Aim of the exercise
Copy out all the entries word for word.

(Records from a data source)
****************************************

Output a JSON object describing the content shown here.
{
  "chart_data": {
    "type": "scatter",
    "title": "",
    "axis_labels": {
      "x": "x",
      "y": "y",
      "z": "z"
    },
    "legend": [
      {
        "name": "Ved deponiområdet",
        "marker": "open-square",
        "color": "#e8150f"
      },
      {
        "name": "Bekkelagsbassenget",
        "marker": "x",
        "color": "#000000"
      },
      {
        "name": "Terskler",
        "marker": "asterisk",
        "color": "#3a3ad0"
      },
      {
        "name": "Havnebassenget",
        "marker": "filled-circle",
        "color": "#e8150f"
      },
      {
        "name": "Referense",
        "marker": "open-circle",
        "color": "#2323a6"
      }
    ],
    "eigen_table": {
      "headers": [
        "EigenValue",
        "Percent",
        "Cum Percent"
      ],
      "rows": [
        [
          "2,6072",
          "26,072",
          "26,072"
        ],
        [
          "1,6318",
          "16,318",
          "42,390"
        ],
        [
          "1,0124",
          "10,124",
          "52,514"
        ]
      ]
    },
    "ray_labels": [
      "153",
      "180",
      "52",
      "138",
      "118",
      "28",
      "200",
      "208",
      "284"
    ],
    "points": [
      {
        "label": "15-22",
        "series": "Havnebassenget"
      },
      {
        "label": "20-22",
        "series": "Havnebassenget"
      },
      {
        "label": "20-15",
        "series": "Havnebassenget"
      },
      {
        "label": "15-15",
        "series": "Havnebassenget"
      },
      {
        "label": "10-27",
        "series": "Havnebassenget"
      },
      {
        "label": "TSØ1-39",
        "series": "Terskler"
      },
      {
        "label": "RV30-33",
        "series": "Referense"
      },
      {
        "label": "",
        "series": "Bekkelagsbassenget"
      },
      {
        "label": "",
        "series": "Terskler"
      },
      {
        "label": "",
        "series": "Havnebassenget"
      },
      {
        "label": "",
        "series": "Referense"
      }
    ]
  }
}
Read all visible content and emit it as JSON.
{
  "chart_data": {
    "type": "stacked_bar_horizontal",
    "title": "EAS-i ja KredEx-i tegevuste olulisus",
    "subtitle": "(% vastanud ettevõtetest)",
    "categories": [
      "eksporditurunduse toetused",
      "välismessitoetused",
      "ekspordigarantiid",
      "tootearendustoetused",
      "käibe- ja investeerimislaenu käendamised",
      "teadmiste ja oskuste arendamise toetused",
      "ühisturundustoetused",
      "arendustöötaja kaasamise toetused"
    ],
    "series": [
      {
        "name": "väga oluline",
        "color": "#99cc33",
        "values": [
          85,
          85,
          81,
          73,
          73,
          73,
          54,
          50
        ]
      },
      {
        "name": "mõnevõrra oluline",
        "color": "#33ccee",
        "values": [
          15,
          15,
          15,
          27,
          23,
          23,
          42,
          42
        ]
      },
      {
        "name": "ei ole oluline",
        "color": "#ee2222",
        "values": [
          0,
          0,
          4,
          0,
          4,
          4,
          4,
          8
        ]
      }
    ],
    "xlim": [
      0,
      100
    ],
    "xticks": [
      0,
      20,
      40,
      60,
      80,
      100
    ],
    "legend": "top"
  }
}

****************************************

Final result
Output a JSON object describing the content shown here.
{
  "chart_data": {
    "type": "scatter",
    "title": "",
    "axis_labels": {
      "x": "x",
      "y": "y",
      "z": "z"
    },
    "legend": [
      {
        "name": "Ved deponiområdet",
        "marker": "open-square",
        "color": "#e8150f"
      },
      {
        "name": "Bekkelagsbassenget",
        "marker": "x",
        "color": "#000000"
      },
      {
        "name": "Terskler",
        "marker": "asterisk",
        "color": "#3a3ad0"
      },
      {
        "name": "Havnebassenget",
        "marker": "filled-circle",
        "color": "#e8150f"
      },
      {
        "name": "Referense",
        "marker": "open-circle",
        "color": "#2323a6"
      }
    ],
    "eigen_table": {
      "headers": [
        "EigenValue",
        "Percent",
        "Cum Percent"
      ],
      "rows": [
        [
          "2,6072",
          "26,072",
          "26,072"
        ],
        [
          "1,6318",
          "16,318",
          "42,390"
        ],
        [
          "1,0124",
          "10,124",
          "52,514"
        ]
      ]
    },
    "ray_labels": [
      "153",
      "180",
      "52",
      "138",
      "118",
      "28",
      "200",
      "208",
      "284"
    ],
    "points": [
      {
        "label": "15-22",
        "series": "Havnebassenget"
      },
      {
        "label": "20-22",
        "series": "Havnebassenget"
      },
      {
        "label": "20-15",
        "series": "Havnebassenget"
      },
      {
        "label": "15-15",
        "series": "Havnebassenget"
      },
      {
        "label": "10-27",
        "series": "Havnebassenget"
      },
      {
        "label": "TSØ1-39",
        "series": "Terskler"
      },
      {
        "label": "RV30-33",
        "series": "Referense"
      },
      {
        "label": "",
        "series": "Bekkelagsbassenget"
      },
      {
        "label": "",
        "series": "Terskler"
      },
      {
        "label": "",
        "series": "Havnebassenget"
      },
      {
        "label": "",
        "series": "Referense"
      }
    ]
  }
}
Read all visible content and emit it as JSON.
{
  "chart_data": {
    "type": "stacked_bar_horizontal",
    "title": "EAS-i ja KredEx-i tegevuste olulisus",
    "subtitle": "(% vastanud ettevõtetest)",
    "categories": [
      "eksporditurunduse toetused",
      "välismessitoetused",
      "ekspordigarantiid",
      "tootearendustoetused",
      "käibe- ja investeerimislaenu käendamised",
      "teadmiste ja oskuste arendamise toetused",
      "ühisturundustoetused",
      "arendustöötaja kaasamise toetused"
    ],
    "series": [
      {
        "name": "väga oluline",
        "color": "#99cc33",
        "values": [
          85,
          85,
          81,
          73,
          73,
          73,
          54,
          50
        ]
      },
      {
        "name": "mõnevõrra oluline",
        "color": "#33ccee",
        "values": [
          15,
          15,
          15,
          27,
          23,
          23,
          42,
          42
        ]
      },
      {
        "name": "ei ole oluline",
        "color": "#ee2222",
        "values": [
          0,
          0,
          4,
          0,
          4,
          4,
          4,
          8
        ]
      }
    ],
    "xlim": [
      0,
      100
    ],
    "xticks": [
      0,
      20,
      40,
      60,
      80,
      100
    ],
    "legend": "top"
  }
}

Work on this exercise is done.